**VORLIEGENDER TEXT:**
========================

Wolfsburg - Für Volkswagen bringt der Kampf um Kunden auf dem siechenden Automarkt Europas weitere Rückschläge. Gewinn und Umsatz sackten im Auftaktquartal 2013 zum Teil deutlich unter die Vergleichswerte von 2012. Dennoch hält Europas größter Autobauer an seinen bisherigen Jahresprognosen fest, wie der Dax-Konzern aus Wolfsburg überraschend am Mittwoch einen Tag vor seiner Hauptversammlung mitteilte.

VW-Chef Martin Winterkorn ließ erklären: „Die Geschäftsentwicklung des ersten Quartals war – wie erwartet – geprägt vom schwierigen konjunkturellen Umfeld. Insbesondere in Europa und nicht zuletzt auch in Deutschland haben sich die Märkte schwach entwickelt.“ Er rechne jedoch damit, „dass wir im weiteren Jahresverlauf an Fahrt aufnehmen können“.

========================

**GEGEBENE DATEN:**
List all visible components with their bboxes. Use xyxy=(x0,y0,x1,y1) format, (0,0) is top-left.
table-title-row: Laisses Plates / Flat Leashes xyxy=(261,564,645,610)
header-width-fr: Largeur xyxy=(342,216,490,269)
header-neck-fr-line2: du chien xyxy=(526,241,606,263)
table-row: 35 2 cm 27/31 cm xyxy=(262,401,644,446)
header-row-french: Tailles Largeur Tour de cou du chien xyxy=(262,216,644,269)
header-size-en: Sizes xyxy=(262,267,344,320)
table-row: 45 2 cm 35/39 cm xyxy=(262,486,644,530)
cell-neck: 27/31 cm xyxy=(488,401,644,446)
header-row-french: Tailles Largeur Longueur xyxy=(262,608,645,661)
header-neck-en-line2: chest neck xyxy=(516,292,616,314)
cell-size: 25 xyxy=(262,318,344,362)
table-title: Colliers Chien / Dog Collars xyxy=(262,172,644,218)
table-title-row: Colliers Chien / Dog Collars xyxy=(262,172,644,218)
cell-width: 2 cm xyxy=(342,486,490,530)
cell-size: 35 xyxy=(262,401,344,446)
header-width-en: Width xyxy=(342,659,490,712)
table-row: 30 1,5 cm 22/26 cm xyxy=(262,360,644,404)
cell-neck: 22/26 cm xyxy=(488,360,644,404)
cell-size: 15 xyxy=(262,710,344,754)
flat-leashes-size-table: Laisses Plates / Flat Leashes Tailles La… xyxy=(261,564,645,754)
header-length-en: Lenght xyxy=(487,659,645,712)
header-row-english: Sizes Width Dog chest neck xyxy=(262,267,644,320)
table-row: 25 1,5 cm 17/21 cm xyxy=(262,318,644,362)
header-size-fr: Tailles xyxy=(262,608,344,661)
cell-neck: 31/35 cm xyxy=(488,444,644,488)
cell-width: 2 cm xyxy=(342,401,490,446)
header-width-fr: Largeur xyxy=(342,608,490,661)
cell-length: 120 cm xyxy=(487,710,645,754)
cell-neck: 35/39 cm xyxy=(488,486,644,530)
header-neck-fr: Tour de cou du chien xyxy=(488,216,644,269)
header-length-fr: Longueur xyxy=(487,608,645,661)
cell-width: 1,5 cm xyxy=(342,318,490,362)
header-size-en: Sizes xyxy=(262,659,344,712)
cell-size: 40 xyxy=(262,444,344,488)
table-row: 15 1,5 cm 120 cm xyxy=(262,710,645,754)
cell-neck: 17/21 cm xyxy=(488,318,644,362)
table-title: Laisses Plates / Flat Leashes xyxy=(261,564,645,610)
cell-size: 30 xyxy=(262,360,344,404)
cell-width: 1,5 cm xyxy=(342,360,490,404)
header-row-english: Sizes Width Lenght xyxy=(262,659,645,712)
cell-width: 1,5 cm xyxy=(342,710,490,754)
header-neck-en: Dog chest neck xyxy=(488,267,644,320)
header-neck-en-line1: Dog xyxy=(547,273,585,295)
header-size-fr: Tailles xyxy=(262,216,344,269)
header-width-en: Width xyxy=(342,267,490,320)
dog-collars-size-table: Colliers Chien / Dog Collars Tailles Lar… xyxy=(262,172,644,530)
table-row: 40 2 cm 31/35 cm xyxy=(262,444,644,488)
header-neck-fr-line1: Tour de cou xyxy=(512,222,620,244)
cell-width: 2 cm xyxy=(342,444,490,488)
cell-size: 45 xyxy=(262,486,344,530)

========================

**DEINE AUFGABE:** Schreib den Text über die Quartalszahlen von Volkswagen nach seinem letzten Satz weiter.

**DEINE ANTWORT:**
Der Umsatz sank im ersten Quartal leicht um 1,6 Prozent auf 46,6 Milliarden Euro – obwohl VW 4,8 Prozent mehr Autos auslieferte als vor einem Jahr. Der Gewinn vor Zinsen und Steuern (Ebit) sackte um gut ein Viertel ab auf 2,3 Milliarden Euro. Unterm Strich schwand ein gutes Drittel und es blieben knapp zwei Milliarden Euro.

Vor allem in Europa kämpfen die Hersteller mit oft hohen Rabatten um die wenigen Neuwagenkäufer. Im März rettete Porsche die VW-Mutter vor dem ersten Absatzrückgang seit Jahren. VW ließ auch am Mittwoch keinen Zweifel daran, dass es heikel bleiben dürfte. Denn der starken Marktposition stehe „die steigende Wettbewerbsintensität in einem herausfordernden Marktumfeld entgegen“.